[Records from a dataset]
* * *

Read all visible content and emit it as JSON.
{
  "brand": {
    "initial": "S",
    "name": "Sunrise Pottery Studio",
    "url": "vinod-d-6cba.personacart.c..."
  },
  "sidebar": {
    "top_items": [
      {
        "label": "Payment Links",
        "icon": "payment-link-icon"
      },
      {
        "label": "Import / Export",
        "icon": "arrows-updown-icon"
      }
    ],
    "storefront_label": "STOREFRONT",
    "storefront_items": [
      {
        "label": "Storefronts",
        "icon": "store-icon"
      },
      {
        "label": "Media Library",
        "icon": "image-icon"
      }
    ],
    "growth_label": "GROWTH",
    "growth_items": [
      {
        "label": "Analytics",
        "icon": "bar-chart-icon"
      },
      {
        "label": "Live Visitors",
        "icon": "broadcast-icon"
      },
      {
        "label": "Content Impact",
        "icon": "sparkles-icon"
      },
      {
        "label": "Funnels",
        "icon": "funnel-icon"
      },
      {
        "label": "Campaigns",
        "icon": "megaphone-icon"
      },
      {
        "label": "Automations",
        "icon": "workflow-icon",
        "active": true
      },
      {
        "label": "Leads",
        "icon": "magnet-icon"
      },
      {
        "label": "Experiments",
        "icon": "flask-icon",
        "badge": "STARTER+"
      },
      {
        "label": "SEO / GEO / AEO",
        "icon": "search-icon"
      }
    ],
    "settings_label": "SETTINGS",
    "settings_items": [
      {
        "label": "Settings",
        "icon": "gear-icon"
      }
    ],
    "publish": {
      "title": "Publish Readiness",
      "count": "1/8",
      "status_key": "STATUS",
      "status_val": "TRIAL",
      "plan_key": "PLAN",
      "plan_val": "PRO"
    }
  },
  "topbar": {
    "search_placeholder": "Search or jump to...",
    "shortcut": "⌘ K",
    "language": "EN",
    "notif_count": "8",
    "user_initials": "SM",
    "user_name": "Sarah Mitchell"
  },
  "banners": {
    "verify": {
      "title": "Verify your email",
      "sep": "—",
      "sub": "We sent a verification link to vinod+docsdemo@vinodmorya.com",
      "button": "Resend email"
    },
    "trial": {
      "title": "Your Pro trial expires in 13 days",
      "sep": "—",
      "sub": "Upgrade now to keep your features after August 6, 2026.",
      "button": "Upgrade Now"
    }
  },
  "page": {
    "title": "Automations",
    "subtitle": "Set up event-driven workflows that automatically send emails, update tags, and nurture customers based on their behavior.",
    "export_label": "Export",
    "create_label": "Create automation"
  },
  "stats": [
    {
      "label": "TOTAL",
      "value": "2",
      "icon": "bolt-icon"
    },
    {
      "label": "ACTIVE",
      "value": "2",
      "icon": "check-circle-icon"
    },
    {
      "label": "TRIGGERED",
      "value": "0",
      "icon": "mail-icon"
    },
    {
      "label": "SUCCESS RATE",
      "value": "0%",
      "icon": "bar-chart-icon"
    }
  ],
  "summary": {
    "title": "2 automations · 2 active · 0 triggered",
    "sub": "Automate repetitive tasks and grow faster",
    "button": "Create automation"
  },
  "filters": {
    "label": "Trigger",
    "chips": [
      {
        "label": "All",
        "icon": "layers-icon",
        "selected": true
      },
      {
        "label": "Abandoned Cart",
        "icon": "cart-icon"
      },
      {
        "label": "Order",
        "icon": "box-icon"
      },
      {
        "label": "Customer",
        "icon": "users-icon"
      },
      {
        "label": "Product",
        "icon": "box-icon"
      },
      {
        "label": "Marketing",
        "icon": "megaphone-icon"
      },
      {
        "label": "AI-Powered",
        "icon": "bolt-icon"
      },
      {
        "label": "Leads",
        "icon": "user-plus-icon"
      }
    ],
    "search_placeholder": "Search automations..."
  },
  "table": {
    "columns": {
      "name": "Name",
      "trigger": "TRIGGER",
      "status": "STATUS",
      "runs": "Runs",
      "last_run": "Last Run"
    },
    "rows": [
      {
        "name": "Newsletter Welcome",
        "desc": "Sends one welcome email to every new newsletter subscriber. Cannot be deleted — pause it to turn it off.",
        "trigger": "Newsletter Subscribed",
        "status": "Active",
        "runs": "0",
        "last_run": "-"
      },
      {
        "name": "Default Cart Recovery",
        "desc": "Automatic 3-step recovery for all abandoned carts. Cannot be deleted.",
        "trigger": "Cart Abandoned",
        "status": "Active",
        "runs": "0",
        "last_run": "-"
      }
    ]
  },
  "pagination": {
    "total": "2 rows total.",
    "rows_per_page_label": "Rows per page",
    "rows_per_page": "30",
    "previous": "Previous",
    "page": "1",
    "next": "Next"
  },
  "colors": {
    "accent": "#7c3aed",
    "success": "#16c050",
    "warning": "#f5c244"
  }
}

* * *

Stated exercise. In the entries above, identify every line with the string "button".

Task result.
      "button": "Resend email"
      "button": "Upgrade Now"
    "button": "Create automation"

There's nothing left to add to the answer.